• **SUPPLIED DATA**:
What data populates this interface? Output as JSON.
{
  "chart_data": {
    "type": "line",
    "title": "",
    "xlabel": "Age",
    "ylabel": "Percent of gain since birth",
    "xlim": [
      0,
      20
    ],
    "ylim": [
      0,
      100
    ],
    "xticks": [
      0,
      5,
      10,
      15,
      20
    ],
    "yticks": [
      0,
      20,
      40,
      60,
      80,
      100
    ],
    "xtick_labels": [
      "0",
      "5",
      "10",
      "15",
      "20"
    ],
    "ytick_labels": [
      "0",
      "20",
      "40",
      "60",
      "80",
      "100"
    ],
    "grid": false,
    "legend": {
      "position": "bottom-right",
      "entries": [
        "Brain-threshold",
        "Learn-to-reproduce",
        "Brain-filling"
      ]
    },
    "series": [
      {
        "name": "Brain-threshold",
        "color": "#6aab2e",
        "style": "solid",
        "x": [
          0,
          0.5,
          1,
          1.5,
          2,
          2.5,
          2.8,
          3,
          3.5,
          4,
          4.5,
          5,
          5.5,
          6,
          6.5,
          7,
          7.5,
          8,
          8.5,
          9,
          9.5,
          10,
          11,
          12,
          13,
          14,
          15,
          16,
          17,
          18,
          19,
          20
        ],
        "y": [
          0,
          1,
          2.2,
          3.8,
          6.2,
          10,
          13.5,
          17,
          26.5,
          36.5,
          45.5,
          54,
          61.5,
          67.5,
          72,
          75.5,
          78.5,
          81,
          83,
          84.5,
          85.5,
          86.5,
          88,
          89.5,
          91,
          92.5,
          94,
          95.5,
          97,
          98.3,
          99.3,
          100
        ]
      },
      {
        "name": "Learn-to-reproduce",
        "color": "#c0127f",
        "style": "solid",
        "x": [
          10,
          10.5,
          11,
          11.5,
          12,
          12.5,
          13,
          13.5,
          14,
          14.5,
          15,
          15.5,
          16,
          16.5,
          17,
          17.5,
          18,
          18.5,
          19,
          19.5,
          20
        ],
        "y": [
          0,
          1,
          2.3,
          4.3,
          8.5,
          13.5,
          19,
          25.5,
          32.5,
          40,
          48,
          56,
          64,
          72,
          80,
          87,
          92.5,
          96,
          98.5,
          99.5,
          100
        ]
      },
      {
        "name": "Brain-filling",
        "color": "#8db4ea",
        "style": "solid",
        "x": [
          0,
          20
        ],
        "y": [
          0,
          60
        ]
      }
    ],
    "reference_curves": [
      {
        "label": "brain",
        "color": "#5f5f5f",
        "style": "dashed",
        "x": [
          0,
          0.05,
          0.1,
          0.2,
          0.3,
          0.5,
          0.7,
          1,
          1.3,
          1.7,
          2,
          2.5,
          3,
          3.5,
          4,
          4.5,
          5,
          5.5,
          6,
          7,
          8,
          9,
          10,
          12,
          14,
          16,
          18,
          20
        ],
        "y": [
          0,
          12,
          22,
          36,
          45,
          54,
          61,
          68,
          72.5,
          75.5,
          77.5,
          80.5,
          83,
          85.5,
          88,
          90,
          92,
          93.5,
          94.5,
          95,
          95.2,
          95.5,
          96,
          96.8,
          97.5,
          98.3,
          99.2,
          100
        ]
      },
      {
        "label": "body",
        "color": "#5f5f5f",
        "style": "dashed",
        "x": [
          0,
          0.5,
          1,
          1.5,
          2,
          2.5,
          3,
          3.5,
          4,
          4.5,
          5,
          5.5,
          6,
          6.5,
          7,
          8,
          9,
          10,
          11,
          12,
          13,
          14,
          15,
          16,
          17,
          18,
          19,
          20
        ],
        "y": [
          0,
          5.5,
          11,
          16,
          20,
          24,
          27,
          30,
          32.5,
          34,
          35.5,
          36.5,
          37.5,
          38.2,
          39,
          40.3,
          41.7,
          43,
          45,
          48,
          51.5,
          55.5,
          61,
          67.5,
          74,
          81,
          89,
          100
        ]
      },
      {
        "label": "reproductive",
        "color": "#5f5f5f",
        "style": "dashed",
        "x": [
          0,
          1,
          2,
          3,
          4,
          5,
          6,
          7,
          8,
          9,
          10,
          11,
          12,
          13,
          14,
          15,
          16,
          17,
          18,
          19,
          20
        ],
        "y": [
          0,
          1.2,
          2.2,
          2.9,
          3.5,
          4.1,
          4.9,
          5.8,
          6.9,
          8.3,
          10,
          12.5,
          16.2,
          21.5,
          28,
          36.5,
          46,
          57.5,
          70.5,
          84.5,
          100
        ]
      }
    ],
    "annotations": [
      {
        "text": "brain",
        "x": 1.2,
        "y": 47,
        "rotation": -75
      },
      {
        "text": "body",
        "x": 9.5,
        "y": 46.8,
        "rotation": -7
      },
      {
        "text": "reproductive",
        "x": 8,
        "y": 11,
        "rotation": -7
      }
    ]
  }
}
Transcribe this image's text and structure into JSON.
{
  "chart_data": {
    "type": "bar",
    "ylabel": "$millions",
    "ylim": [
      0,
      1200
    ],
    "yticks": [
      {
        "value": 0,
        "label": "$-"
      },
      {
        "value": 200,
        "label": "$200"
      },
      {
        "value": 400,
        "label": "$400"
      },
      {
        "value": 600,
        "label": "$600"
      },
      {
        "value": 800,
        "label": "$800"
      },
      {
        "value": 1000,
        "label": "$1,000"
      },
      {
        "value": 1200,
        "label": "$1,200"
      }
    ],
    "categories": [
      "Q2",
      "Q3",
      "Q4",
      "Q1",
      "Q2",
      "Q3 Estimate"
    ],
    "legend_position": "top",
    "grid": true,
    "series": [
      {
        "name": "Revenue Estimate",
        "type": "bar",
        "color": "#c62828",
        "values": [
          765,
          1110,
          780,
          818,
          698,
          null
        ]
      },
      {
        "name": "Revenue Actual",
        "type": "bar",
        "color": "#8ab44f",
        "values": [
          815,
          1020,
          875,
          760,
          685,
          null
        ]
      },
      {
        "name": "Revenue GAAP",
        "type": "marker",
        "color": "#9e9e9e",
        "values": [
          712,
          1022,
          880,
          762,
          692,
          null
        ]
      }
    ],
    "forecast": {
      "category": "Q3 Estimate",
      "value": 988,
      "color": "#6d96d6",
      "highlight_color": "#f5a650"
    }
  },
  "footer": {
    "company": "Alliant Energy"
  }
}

• **TASK BRIEF**: Go through the records and pull out each line that includes the word "Revenue".

• **EXERCISE RESULT**:
        "name": "Revenue Estimate",
        "name": "Revenue Actual",
        "name": "Revenue GAAP",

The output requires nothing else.